> **OBJECTIVE**: Say how many lines hold the string "label"; please write nothing but the number.

> **DATA PROVIDED**:
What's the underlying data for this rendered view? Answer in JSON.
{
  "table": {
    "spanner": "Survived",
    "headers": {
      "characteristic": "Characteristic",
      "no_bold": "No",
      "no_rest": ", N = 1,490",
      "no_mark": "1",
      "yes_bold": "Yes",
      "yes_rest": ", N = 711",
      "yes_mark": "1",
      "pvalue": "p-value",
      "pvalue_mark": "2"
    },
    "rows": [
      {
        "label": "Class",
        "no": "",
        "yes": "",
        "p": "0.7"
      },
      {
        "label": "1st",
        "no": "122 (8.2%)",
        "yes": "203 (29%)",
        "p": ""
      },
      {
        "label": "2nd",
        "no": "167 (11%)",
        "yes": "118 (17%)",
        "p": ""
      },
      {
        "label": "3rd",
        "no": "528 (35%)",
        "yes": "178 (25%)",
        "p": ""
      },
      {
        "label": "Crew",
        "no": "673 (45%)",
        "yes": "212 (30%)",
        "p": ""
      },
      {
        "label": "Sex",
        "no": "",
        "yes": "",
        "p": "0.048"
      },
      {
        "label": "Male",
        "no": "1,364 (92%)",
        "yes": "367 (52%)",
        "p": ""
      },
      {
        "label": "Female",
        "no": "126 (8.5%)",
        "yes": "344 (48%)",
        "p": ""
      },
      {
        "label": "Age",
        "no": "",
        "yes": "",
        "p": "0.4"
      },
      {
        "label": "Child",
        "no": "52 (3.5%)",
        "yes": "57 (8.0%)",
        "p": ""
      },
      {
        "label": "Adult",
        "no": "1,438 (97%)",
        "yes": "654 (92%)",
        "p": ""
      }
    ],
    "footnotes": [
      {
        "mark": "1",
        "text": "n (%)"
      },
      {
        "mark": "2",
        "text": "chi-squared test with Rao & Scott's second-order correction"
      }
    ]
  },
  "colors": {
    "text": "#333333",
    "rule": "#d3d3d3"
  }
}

> **SOLUTION FOR THIS TASK**: 11